* [Requirements] Transcribe the listing word for word.

:::

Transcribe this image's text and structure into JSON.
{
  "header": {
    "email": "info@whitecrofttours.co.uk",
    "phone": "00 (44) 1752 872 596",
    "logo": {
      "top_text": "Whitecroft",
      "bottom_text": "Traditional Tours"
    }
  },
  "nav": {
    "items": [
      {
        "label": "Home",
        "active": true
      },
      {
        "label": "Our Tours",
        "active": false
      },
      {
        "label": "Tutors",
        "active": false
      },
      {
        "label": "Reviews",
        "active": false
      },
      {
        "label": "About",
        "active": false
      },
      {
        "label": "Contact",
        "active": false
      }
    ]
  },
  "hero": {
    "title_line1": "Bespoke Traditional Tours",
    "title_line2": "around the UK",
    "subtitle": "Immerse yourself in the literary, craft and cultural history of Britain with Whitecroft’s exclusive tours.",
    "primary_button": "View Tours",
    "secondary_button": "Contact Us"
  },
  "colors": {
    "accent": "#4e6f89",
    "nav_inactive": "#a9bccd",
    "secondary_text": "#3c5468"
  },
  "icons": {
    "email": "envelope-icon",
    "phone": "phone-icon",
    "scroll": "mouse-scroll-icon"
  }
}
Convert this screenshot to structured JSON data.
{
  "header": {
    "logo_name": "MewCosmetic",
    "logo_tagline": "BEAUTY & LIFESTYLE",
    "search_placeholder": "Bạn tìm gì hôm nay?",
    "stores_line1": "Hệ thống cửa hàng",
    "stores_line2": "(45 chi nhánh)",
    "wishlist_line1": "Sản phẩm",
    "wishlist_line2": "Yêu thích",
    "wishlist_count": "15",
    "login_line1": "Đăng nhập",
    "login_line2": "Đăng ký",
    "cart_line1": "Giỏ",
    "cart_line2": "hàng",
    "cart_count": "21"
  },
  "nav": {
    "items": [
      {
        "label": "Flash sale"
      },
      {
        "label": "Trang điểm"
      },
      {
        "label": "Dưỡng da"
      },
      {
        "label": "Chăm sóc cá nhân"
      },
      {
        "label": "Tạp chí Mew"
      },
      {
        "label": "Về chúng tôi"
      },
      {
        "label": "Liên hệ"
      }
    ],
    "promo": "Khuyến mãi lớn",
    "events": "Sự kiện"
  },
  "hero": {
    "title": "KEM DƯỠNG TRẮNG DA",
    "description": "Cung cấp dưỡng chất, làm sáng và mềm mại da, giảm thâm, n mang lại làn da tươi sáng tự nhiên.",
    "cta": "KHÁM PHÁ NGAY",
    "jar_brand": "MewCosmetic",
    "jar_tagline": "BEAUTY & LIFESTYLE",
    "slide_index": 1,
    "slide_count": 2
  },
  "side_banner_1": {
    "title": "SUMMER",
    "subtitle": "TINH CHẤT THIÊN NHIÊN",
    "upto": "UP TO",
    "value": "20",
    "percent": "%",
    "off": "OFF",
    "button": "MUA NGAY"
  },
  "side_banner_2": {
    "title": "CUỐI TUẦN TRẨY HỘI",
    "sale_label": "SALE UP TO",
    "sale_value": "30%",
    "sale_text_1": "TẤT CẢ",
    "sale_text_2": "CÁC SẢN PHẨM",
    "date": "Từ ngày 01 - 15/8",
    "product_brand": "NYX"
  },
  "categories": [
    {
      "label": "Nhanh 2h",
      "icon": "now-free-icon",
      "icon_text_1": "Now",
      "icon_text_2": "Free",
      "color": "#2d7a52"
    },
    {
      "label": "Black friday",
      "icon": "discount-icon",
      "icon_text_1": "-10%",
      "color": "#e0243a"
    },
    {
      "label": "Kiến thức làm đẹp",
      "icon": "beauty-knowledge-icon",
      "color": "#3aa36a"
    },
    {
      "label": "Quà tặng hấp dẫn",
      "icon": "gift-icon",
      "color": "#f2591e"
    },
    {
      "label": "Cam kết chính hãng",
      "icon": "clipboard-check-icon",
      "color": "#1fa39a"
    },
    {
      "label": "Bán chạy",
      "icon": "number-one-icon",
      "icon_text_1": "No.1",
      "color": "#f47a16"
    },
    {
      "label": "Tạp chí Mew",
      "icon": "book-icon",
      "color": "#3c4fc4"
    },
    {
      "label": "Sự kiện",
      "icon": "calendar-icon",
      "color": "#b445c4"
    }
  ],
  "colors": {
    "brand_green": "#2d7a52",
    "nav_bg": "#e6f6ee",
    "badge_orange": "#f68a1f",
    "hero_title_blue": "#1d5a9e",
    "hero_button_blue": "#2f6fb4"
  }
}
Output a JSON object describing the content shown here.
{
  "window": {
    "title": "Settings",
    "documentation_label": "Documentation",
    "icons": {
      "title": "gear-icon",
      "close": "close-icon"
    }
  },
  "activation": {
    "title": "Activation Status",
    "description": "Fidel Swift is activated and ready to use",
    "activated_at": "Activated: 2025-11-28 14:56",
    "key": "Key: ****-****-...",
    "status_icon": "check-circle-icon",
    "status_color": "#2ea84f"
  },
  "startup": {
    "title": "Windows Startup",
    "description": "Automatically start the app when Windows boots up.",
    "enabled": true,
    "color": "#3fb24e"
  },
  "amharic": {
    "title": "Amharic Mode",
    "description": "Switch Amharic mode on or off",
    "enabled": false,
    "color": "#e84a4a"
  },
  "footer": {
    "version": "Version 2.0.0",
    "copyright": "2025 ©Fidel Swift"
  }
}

:::

* [Response to this task]
Transcribe this image's text and structure into JSON.
{
  "header": {
    "email": "info@whitecrofttours.co.uk",
    "phone": "00 (44) 1752 872 596",
    "logo": {
      "top_text": "Whitecroft",
      "bottom_text": "Traditional Tours"
    }
  },
  "nav": {
    "items": [
      {
        "label": "Home",
        "active": true
      },
      {
        "label": "Our Tours",
        "active": false
      },
      {
        "label": "Tutors",
        "active": false
      },
      {
        "label": "Reviews",
        "active": false
      },
      {
        "label": "About",
        "active": false
      },
      {
        "label": "Contact",
        "active": false
      }
    ]
  },
  "hero": {
    "title_line1": "Bespoke Traditional Tours",
    "title_line2": "around the UK",
    "subtitle": "Immerse yourself in the literary, craft and cultural history of Britain with Whitecroft’s exclusive tours.",
    "primary_button": "View Tours",
    "secondary_button": "Contact Us"
  },
  "colors": {
    "accent": "#4e6f89",
    "nav_inactive": "#a9bccd",
    "secondary_text": "#3c5468"
  },
  "icons": {
    "email": "envelope-icon",
    "phone": "phone-icon",
    "scroll": "mouse-scroll-icon"
  }
}
Convert this screenshot to structured JSON data.
{
  "header": {
    "logo_name": "MewCosmetic",
    "logo_tagline": "BEAUTY & LIFESTYLE",
    "search_placeholder": "Bạn tìm gì hôm nay?",
    "stores_line1": "Hệ thống cửa hàng",
    "stores_line2": "(45 chi nhánh)",
    "wishlist_line1": "Sản phẩm",
    "wishlist_line2": "Yêu thích",
    "wishlist_count": "15",
    "login_line1": "Đăng nhập",
    "login_line2": "Đăng ký",
    "cart_line1": "Giỏ",
    "cart_line2": "hàng",
    "cart_count": "21"
  },
  "nav": {
    "items": [
      {
        "label": "Flash sale"
      },
      {
        "label": "Trang điểm"
      },
      {
        "label": "Dưỡng da"
      },
      {
        "label": "Chăm sóc cá nhân"
      },
      {
        "label": "Tạp chí Mew"
      },
      {
        "label": "Về chúng tôi"
      },
      {
        "label": "Liên hệ"
      }
    ],
    "promo": "Khuyến mãi lớn",
    "events": "Sự kiện"
  },
  "hero": {
    "title": "KEM DƯỠNG TRẮNG DA",
    "description": "Cung cấp dưỡng chất, làm sáng và mềm mại da, giảm thâm, n mang lại làn da tươi sáng tự nhiên.",
    "cta": "KHÁM PHÁ NGAY",
    "jar_brand": "MewCosmetic",
    "jar_tagline": "BEAUTY & LIFESTYLE",
    "slide_index": 1,
    "slide_count": 2
  },
  "side_banner_1": {
    "title": "SUMMER",
    "subtitle": "TINH CHẤT THIÊN NHIÊN",
    "upto": "UP TO",
    "value": "20",
    "percent": "%",
    "off": "OFF",
    "button": "MUA NGAY"
  },
  "side_banner_2": {
    "title": "CUỐI TUẦN TRẨY HỘI",
    "sale_label": "SALE UP TO",
    "sale_value": "30%",
    "sale_text_1": "TẤT CẢ",
    "sale_text_2": "CÁC SẢN PHẨM",
    "date": "Từ ngày 01 - 15/8",
    "product_brand": "NYX"
  },
  "categories": [
    {
      "label": "Nhanh 2h",
      "icon": "now-free-icon",
      "icon_text_1": "Now",
      "icon_text_2": "Free",
      "color": "#2d7a52"
    },
    {
      "label": "Black friday",
      "icon": "discount-icon",
      "icon_text_1": "-10%",
      "color": "#e0243a"
    },
    {
      "label": "Kiến thức làm đẹp",
      "icon": "beauty-knowledge-icon",
      "color": "#3aa36a"
    },
    {
      "label": "Quà tặng hấp dẫn",
      "icon": "gift-icon",
      "color": "#f2591e"
    },
    {
      "label": "Cam kết chính hãng",
      "icon": "clipboard-check-icon",
      "color": "#1fa39a"
    },
    {
      "label": "Bán chạy",
      "icon": "number-one-icon",
      "icon_text_1": "No.1",
      "color": "#f47a16"
    },
    {
      "label": "Tạp chí Mew",
      "icon": "book-icon",
      "color": "#3c4fc4"
    },
    {
      "label": "Sự kiện",
      "icon": "calendar-icon",
      "color": "#b445c4"
    }
  ],
  "colors": {
    "brand_green": "#2d7a52",
    "nav_bg": "#e6f6ee",
    "badge_orange": "#f68a1f",
    "hero_title_blue": "#1d5a9e",
    "hero_button_blue": "#2f6fb4"
  }
}
Output a JSON object describing the content shown here.
{
  "window": {
    "title": "Settings",
    "documentation_label": "Documentation",
    "icons": {
      "title": "gear-icon",
      "close": "close-icon"
    }
  },
  "activation": {
    "title": "Activation Status",
    "description": "Fidel Swift is activated and ready to use",
    "activated_at": "Activated: 2025-11-28 14:56",
    "key": "Key: ****-****-...",
    "status_icon": "check-circle-icon",
    "status_color": "#2ea84f"
  },
  "startup": {
    "title": "Windows Startup",
    "description": "Automatically start the app when Windows boots up.",
    "enabled": true,
    "color": "#3fb24e"
  },
  "amharic": {
    "title": "Amharic Mode",
    "description": "Switch Amharic mode on or off",
    "enabled": false,
    "color": "#e84a4a"
  },
  "footer": {
    "version": "Version 2.0.0",
    "copyright": "2025 ©Fidel Swift"
  }
}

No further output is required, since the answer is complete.